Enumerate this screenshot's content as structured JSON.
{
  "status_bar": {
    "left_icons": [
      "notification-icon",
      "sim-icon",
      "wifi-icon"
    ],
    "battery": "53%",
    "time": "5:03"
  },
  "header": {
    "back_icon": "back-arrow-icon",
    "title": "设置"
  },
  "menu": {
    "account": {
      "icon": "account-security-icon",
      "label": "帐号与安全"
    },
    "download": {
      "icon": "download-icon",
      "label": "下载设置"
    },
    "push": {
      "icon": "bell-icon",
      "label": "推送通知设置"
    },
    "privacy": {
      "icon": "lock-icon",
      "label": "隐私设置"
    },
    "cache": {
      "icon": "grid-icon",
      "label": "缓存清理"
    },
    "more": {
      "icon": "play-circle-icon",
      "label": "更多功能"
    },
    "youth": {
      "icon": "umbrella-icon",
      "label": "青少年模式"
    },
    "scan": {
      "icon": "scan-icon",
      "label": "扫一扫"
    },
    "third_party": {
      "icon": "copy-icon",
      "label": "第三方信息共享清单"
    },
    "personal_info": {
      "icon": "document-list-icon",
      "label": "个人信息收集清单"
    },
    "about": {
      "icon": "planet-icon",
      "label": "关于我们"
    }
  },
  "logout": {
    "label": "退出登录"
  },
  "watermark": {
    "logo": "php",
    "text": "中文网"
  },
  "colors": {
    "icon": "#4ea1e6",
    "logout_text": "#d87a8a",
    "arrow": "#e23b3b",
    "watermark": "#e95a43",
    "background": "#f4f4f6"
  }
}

+---+

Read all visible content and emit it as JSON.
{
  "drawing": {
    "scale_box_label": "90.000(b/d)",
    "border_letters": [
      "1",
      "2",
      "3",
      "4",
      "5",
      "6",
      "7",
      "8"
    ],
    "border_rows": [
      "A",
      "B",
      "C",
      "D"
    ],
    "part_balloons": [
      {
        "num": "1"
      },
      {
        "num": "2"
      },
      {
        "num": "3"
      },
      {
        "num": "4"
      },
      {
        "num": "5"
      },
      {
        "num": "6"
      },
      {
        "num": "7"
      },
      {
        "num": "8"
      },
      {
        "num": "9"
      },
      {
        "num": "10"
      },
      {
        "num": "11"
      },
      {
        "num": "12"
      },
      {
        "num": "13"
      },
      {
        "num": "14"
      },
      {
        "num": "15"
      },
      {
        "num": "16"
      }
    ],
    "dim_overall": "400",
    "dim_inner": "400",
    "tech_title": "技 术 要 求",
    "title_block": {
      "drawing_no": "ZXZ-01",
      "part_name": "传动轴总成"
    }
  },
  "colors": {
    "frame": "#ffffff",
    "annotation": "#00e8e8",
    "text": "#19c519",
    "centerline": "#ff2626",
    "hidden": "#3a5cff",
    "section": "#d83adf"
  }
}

+---+

Exercise requirements
Locate the word "account" in the records and collect each line it appears in.

In response
    "account": {
      "icon": "account-security-icon",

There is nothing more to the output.